(Data entries)
┏━━
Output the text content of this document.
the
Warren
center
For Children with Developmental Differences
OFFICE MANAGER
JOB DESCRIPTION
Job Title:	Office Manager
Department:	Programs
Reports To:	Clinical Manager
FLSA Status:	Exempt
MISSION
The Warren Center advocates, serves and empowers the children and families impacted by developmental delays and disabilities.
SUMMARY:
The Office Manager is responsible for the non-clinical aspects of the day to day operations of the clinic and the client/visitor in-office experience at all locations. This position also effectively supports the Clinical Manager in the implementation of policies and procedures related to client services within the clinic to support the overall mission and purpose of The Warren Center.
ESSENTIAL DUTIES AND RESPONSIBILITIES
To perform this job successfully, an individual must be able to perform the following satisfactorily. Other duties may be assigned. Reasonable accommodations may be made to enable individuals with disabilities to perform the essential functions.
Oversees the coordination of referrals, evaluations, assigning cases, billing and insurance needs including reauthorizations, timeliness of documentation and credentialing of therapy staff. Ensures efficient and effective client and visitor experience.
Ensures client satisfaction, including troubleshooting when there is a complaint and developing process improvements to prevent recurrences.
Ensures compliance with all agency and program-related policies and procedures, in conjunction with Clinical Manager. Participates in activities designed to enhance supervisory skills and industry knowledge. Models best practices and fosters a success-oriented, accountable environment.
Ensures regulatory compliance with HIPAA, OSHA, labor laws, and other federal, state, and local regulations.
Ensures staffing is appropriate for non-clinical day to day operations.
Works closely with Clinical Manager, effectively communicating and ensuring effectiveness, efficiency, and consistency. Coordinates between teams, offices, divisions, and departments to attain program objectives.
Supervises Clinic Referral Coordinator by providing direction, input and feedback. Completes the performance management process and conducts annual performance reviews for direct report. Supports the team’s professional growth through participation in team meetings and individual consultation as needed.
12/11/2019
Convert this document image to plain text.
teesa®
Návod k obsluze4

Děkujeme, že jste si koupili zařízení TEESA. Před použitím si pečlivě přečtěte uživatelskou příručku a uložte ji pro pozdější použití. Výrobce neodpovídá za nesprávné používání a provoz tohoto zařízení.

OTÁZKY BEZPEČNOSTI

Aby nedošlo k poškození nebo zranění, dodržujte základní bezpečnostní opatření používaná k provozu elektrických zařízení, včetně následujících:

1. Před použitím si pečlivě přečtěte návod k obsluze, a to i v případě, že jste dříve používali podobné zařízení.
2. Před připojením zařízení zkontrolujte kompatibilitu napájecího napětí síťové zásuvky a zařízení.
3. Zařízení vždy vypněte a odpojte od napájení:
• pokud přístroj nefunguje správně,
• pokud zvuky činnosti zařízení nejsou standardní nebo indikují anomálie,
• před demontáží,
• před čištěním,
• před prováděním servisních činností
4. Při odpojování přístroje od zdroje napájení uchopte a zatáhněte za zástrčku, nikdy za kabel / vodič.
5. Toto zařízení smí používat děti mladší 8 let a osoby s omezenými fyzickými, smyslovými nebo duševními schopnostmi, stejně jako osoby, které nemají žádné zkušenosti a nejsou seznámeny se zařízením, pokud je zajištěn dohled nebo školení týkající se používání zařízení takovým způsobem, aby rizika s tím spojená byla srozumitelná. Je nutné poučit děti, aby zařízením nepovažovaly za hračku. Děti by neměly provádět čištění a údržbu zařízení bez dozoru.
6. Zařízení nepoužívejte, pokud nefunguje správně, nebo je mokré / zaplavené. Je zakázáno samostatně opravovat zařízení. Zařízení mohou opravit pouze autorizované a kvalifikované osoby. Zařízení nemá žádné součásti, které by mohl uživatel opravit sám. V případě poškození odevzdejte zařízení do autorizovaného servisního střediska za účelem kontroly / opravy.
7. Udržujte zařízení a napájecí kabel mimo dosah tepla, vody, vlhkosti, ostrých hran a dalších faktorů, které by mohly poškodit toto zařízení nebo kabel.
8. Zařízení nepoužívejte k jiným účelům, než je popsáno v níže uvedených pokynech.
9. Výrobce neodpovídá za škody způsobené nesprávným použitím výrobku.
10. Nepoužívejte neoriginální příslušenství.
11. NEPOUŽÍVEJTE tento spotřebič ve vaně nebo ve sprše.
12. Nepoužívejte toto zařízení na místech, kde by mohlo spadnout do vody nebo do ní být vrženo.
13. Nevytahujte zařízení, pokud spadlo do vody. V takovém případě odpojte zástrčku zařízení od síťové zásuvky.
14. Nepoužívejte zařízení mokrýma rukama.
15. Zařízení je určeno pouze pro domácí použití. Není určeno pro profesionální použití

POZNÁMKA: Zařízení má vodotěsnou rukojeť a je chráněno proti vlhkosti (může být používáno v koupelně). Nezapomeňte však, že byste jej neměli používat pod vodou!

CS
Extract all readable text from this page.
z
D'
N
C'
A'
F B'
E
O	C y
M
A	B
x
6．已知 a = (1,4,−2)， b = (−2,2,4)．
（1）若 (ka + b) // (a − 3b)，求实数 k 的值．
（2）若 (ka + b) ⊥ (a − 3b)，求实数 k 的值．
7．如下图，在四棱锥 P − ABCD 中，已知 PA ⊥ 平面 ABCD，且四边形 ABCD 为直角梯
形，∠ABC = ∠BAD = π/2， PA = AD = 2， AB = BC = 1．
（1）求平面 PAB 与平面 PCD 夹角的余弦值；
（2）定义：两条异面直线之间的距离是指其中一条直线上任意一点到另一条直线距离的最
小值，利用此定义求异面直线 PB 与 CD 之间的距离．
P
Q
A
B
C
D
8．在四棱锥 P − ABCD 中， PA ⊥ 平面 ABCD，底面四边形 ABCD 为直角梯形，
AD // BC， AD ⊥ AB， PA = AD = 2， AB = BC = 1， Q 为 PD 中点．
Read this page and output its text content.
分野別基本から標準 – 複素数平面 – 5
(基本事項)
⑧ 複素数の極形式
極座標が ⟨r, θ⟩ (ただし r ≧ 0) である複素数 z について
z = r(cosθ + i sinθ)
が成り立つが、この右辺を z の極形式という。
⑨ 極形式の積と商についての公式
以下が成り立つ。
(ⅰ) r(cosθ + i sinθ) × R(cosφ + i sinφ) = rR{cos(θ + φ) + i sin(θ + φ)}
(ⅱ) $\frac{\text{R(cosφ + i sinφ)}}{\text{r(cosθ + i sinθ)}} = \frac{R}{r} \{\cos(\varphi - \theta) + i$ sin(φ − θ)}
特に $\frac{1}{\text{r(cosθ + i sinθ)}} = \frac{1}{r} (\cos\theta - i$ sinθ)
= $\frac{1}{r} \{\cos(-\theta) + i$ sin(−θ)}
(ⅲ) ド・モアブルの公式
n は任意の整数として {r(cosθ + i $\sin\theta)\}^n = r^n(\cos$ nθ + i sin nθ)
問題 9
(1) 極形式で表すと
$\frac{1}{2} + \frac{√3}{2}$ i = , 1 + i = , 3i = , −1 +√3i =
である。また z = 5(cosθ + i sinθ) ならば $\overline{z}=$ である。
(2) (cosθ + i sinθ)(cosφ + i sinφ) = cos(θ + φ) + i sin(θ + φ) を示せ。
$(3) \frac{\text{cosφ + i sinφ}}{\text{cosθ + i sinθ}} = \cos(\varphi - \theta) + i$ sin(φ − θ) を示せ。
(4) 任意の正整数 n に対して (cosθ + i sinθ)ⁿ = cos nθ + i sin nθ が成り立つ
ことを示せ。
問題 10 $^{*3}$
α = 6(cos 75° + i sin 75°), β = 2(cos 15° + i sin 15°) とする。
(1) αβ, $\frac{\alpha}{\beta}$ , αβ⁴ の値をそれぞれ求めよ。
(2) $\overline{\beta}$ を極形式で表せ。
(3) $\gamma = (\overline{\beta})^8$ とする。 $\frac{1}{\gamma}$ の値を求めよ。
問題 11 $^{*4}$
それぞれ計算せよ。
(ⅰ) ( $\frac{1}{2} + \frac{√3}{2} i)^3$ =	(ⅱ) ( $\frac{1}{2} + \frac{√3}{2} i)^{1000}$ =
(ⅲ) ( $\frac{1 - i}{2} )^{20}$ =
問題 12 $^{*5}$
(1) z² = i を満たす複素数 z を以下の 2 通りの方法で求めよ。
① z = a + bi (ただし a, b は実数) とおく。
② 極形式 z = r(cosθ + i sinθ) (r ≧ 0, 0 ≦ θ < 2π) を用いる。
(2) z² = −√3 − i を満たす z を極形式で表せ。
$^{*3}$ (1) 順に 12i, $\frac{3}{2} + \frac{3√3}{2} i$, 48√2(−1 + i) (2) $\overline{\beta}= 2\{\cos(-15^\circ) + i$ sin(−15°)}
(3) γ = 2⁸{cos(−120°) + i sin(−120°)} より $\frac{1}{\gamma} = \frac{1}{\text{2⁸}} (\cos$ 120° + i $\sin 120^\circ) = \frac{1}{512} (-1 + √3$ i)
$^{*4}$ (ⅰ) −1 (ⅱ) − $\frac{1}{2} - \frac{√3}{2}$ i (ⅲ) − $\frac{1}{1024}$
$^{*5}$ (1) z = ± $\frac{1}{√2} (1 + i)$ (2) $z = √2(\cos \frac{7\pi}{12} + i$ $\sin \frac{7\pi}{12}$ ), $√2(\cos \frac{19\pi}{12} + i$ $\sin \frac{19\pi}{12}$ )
┗━━
Tell how many lines of the material above hold "在四棱锥", answering with a bare number.

2